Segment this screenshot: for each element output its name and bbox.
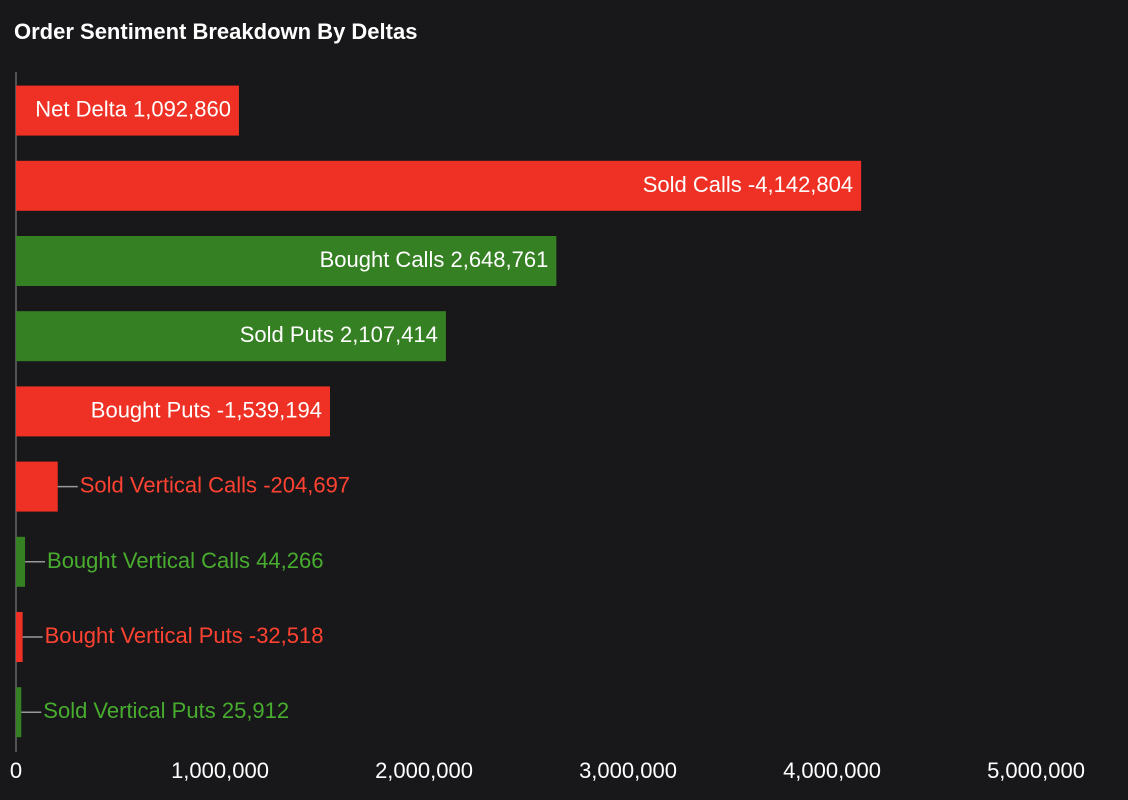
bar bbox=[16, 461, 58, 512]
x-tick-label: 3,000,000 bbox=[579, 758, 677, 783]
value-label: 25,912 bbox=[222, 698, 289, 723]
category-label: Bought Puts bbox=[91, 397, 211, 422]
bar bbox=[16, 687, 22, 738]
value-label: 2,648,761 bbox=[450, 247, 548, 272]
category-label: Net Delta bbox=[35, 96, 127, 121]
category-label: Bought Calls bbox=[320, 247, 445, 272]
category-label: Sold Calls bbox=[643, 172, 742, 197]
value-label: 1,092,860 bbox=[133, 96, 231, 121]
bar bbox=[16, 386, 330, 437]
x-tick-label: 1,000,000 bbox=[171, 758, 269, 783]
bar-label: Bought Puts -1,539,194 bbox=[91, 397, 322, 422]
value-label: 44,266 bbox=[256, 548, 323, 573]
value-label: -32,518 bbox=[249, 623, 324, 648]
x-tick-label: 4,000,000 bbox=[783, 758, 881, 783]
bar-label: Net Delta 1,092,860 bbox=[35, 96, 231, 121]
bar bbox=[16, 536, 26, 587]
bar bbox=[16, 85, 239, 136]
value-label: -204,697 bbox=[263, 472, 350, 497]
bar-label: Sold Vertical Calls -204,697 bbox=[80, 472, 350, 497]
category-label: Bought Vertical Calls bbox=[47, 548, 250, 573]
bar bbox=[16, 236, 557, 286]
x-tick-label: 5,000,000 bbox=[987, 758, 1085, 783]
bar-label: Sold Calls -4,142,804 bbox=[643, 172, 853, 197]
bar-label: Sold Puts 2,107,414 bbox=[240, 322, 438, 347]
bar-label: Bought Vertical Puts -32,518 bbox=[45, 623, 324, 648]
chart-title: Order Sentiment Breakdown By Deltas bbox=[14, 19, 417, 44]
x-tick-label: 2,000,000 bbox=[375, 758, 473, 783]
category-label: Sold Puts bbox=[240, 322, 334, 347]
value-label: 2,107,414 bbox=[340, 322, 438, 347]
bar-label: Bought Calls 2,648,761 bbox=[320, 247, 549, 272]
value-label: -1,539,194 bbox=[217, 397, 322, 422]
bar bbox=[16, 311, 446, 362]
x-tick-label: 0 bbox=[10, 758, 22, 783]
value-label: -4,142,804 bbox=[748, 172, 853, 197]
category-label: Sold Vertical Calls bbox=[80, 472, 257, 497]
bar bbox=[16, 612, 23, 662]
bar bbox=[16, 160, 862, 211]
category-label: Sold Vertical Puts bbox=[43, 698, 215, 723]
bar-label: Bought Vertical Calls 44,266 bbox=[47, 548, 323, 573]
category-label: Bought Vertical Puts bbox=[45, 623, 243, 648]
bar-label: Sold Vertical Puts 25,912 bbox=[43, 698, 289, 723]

...

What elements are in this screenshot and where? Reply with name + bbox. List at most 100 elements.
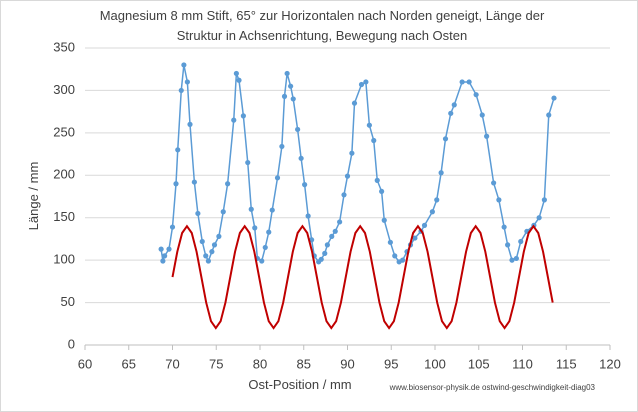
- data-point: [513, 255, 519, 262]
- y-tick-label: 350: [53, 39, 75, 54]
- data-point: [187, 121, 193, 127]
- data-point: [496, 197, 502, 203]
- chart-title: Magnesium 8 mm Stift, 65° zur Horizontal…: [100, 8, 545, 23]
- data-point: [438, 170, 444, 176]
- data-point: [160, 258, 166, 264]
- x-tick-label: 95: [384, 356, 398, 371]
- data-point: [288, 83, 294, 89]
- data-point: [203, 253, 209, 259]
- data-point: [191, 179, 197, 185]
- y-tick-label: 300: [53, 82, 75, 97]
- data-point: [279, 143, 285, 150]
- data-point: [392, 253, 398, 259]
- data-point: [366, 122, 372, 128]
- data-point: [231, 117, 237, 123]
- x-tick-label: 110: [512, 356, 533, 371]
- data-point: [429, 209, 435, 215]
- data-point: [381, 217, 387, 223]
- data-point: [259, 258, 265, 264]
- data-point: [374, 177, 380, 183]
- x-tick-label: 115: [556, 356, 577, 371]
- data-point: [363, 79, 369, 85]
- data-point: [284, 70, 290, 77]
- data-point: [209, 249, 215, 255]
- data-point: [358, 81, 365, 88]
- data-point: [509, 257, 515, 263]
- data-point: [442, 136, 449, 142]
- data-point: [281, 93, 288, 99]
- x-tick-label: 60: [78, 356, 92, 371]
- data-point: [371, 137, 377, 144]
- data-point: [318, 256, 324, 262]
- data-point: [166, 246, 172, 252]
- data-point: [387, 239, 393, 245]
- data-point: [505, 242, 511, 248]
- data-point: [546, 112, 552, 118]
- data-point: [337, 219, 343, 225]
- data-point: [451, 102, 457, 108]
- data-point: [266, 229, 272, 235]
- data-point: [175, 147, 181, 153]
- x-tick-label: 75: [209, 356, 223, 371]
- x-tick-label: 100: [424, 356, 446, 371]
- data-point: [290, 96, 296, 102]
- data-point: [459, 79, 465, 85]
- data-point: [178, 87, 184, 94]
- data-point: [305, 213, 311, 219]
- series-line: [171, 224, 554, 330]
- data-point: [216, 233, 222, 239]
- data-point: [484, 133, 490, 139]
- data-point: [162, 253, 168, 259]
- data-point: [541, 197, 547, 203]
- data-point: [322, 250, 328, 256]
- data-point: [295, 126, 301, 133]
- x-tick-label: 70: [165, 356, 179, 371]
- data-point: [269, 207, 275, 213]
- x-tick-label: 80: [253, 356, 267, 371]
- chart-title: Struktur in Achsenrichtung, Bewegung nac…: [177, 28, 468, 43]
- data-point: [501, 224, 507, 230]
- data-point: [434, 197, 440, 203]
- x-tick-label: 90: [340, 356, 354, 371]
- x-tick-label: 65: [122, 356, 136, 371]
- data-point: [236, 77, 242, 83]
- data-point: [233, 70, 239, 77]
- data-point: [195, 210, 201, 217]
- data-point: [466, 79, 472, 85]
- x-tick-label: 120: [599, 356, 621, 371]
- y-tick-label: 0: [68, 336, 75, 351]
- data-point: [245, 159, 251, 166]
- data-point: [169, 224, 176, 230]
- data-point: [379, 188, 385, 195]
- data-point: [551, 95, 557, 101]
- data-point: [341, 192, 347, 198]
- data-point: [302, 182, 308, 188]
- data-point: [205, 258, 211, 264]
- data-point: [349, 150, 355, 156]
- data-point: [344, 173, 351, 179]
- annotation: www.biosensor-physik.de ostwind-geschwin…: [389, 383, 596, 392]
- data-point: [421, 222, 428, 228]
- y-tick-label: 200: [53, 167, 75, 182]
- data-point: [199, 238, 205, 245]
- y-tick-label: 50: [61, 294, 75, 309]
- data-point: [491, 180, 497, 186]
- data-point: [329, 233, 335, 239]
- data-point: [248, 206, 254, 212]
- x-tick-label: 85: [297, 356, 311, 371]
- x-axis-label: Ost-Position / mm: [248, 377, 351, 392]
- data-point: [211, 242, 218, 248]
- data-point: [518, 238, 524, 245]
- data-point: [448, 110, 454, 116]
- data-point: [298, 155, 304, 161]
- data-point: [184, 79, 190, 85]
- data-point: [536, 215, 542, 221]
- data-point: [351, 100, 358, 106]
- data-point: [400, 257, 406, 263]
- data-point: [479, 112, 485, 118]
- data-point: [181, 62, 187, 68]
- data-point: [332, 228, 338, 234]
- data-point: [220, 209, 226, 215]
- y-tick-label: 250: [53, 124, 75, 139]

REQUIREMENT: Print the lines starting at the one that contains "- data-point: [513, 255, 519, 262]" and ending at the one that contains "- data-point: [295, 126, 301, 133]", both included, copied without any change.

WRITTEN ANSWER:
- data-point: [513, 255, 519, 262]
- y-tick-label: 350: [53, 39, 75, 54]
- data-point: [187, 121, 193, 127]
- data-point: [496, 197, 502, 203]
- chart-title: Magnesium 8 mm Stift, 65° zur Horizontal…: [100, 8, 545, 23]
- data-point: [438, 170, 444, 176]
- data-point: [160, 258, 166, 264]
- x-tick-label: 95: [384, 356, 398, 371]
- data-point: [288, 83, 294, 89]
- data-point: [203, 253, 209, 259]
- data-point: [191, 179, 197, 185]
- y-tick-label: 300: [53, 82, 75, 97]
- data-point: [279, 143, 285, 150]
- data-point: [392, 253, 398, 259]
- data-point: [366, 122, 372, 128]
- data-point: [231, 117, 237, 123]
- x-tick-label: 110: [512, 356, 533, 371]
- data-point: [429, 209, 435, 215]
- data-point: [381, 217, 387, 223]
- data-point: [259, 258, 265, 264]
- data-point: [374, 177, 380, 183]
- x-tick-label: 115: [556, 356, 577, 371]
- data-point: [363, 79, 369, 85]
- data-point: [284, 70, 290, 77]
- data-point: [209, 249, 215, 255]
- data-point: [358, 81, 365, 88]
- data-point: [509, 257, 515, 263]
- data-point: [442, 136, 449, 142]
- data-point: [281, 93, 288, 99]
- x-tick-label: 60: [78, 356, 92, 371]
- data-point: [371, 137, 377, 144]
- data-point: [318, 256, 324, 262]
- data-point: [166, 246, 172, 252]
- data-point: [387, 239, 393, 245]
- data-point: [505, 242, 511, 248]
- data-point: [546, 112, 552, 118]
- data-point: [337, 219, 343, 225]
- data-point: [451, 102, 457, 108]
- data-point: [266, 229, 272, 235]
- data-point: [175, 147, 181, 153]
- x-tick-label: 75: [209, 356, 223, 371]
- x-tick-label: 100: [424, 356, 446, 371]
- data-point: [290, 96, 296, 102]
- data-point: [459, 79, 465, 85]
- data-point: [178, 87, 184, 94]
- data-point: [305, 213, 311, 219]
- series-line: [171, 224, 554, 330]
- data-point: [216, 233, 222, 239]
- data-point: [484, 133, 490, 139]
- data-point: [162, 253, 168, 259]
- data-point: [541, 197, 547, 203]
- data-point: [322, 250, 328, 256]
- data-point: [295, 126, 301, 133]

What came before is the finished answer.